## START GIVEN DATA
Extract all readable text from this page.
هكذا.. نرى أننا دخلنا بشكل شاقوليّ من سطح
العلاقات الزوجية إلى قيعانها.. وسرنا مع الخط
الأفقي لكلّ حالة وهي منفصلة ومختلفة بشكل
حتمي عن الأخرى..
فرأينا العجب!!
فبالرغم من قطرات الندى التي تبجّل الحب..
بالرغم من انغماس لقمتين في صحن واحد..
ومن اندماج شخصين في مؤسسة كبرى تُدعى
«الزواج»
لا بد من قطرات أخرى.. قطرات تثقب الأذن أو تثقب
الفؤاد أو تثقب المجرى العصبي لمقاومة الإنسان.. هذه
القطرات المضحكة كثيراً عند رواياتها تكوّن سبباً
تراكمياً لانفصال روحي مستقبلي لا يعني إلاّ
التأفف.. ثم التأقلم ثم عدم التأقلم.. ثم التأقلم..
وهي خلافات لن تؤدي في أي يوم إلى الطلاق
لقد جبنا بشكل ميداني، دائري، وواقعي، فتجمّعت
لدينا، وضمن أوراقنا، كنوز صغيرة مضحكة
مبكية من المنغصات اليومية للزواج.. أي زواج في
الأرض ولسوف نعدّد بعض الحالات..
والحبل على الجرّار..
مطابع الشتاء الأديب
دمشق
## END GIVEN DATA
## WHAT IS ASKED
Please output the entire listing exactly as it stands.

## SOLUTION TO THE PROBLEM
Extract all readable text from this page.
هكذا.. نرى أننا دخلنا بشكل شاقوليّ من سطح
العلاقات الزوجية إلى قيعانها.. وسرنا مع الخط
الأفقي لكلّ حالة وهي منفصلة ومختلفة بشكل
حتمي عن الأخرى..
فرأينا العجب!!
فبالرغم من قطرات الندى التي تبجّل الحب..
بالرغم من انغماس لقمتين في صحن واحد..
ومن اندماج شخصين في مؤسسة كبرى تُدعى
«الزواج»
لا بد من قطرات أخرى.. قطرات تثقب الأذن أو تثقب
الفؤاد أو تثقب المجرى العصبي لمقاومة الإنسان.. هذه
القطرات المضحكة كثيراً عند رواياتها تكوّن سبباً
تراكمياً لانفصال روحي مستقبلي لا يعني إلاّ
التأفف.. ثم التأقلم ثم عدم التأقلم.. ثم التأقلم..
وهي خلافات لن تؤدي في أي يوم إلى الطلاق
لقد جبنا بشكل ميداني، دائري، وواقعي، فتجمّعت
لدينا، وضمن أوراقنا، كنوز صغيرة مضحكة
مبكية من المنغصات اليومية للزواج.. أي زواج في
الأرض ولسوف نعدّد بعض الحالات..
والحبل على الجرّار..
مطابع الشتاء الأديب
دمشق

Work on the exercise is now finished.